### What to work on:
Pictures stay out of your copy, but everything else in the records below must be repeated exactly.

+--

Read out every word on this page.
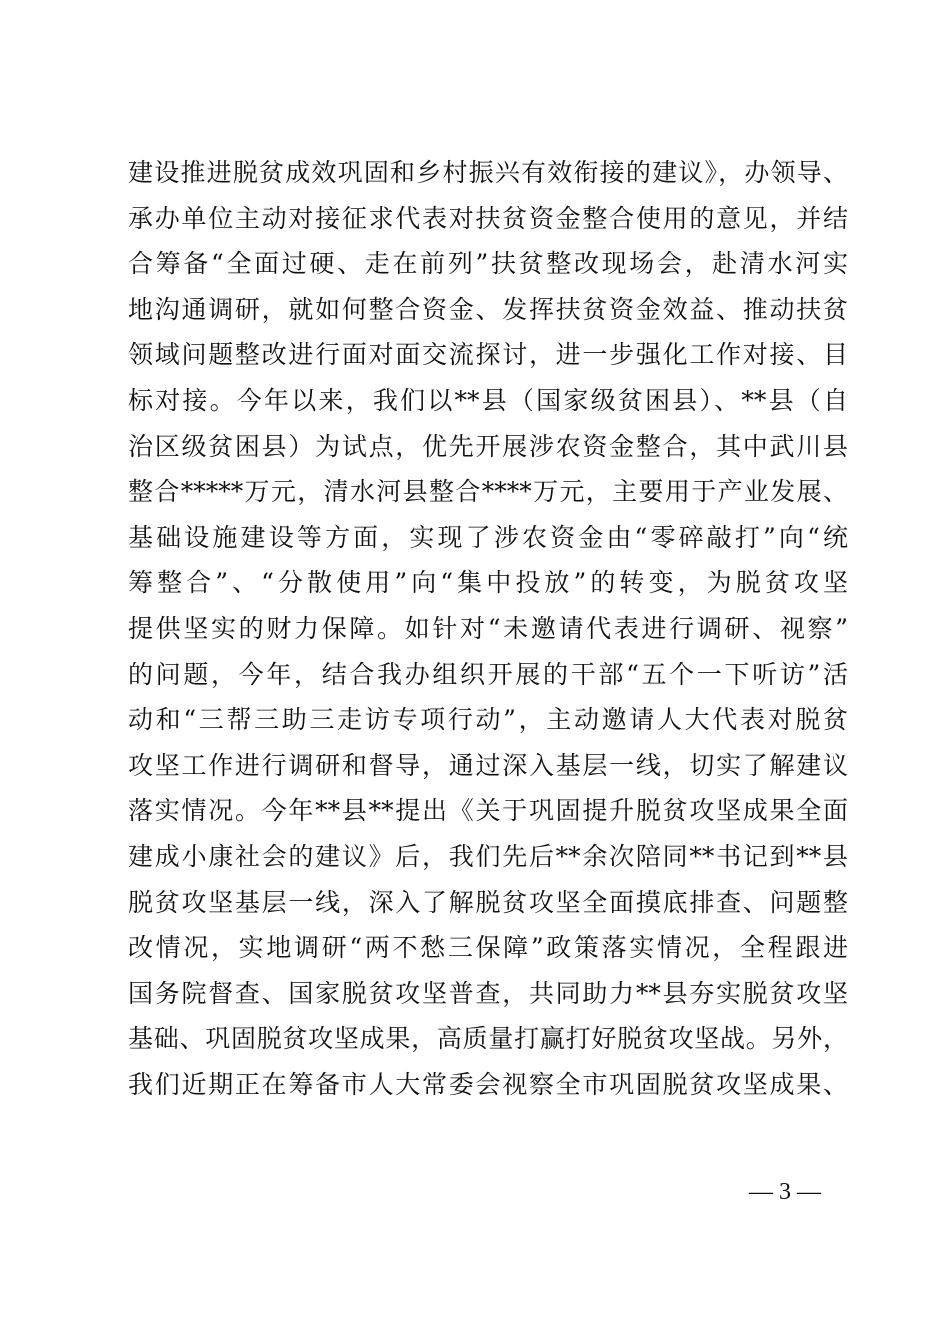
建设推进脱贫成效巩固和乡村振兴有效衔接的建议》，办领导、
承办单位主动对接征求代表对扶贫资金整合使用的意见，并结
合筹备“全面过硬、走在前列”扶贫整改现场会，赴清水河实
地沟通调研，就如何整合资金、发挥扶贫资金效益、推动扶贫
领域问题整改进行面对面交流探讨，进一步强化工作对接、目
标对接。今年以来，我们以**县（国家级贫困县）、**县（自
治区级贫困县）为试点，优先开展涉农资金整合，其中武川县
整合*****万元，清水河县整合****万元，主要用于产业发展、
基础设施建设等方面，实现了涉农资金由“零碎敲打”向“统
筹整合”、“分散使用”向“集中投放”的转变，为脱贫攻坚
提供坚实的财力保障。如针对“未邀请代表进行调研、视察”
的问题，今年，结合我办组织开展的干部“五个一下听访”活
动和“三帮三助三走访专项行动”，主动邀请人大代表对脱贫
攻坚工作进行调研和督导，通过深入基层一线，切实了解建议
落实情况。今年**县**提出《关于巩固提升脱贫攻坚成果全面
建成小康社会的建议》后，我们先后**余次陪同**书记到**县
脱贫攻坚基层一线，深入了解脱贫攻坚全面摸底排查、问题整
改情况，实地调研“两不愁三保障”政策落实情况，全程跟进
国务院督查、国家脱贫攻坚普查，共同助力**县夯实脱贫攻坚
基础、巩固脱贫攻坚成果，高质量打赢打好脱贫攻坚战。另外，
我们近期正在筹备市人大常委会视察全市巩固脱贫攻坚成果、
— 3 —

+--

### Finished answer:
Read out every word on this page.
建设推进脱贫成效巩固和乡村振兴有效衔接的建议》，办领导、
承办单位主动对接征求代表对扶贫资金整合使用的意见，并结
合筹备“全面过硬、走在前列”扶贫整改现场会，赴清水河实
地沟通调研，就如何整合资金、发挥扶贫资金效益、推动扶贫
领域问题整改进行面对面交流探讨，进一步强化工作对接、目
标对接。今年以来，我们以**县（国家级贫困县）、**县（自
治区级贫困县）为试点，优先开展涉农资金整合，其中武川县
整合*****万元，清水河县整合****万元，主要用于产业发展、
基础设施建设等方面，实现了涉农资金由“零碎敲打”向“统
筹整合”、“分散使用”向“集中投放”的转变，为脱贫攻坚
提供坚实的财力保障。如针对“未邀请代表进行调研、视察”
的问题，今年，结合我办组织开展的干部“五个一下听访”活
动和“三帮三助三走访专项行动”，主动邀请人大代表对脱贫
攻坚工作进行调研和督导，通过深入基层一线，切实了解建议
落实情况。今年**县**提出《关于巩固提升脱贫攻坚成果全面
建成小康社会的建议》后，我们先后**余次陪同**书记到**县
脱贫攻坚基层一线，深入了解脱贫攻坚全面摸底排查、问题整
改情况，实地调研“两不愁三保障”政策落实情况，全程跟进
国务院督查、国家脱贫攻坚普查，共同助力**县夯实脱贫攻坚
基础、巩固脱贫攻坚成果，高质量打赢打好脱贫攻坚战。另外，
我们近期正在筹备市人大常委会视察全市巩固脱贫攻坚成果、
— 3 —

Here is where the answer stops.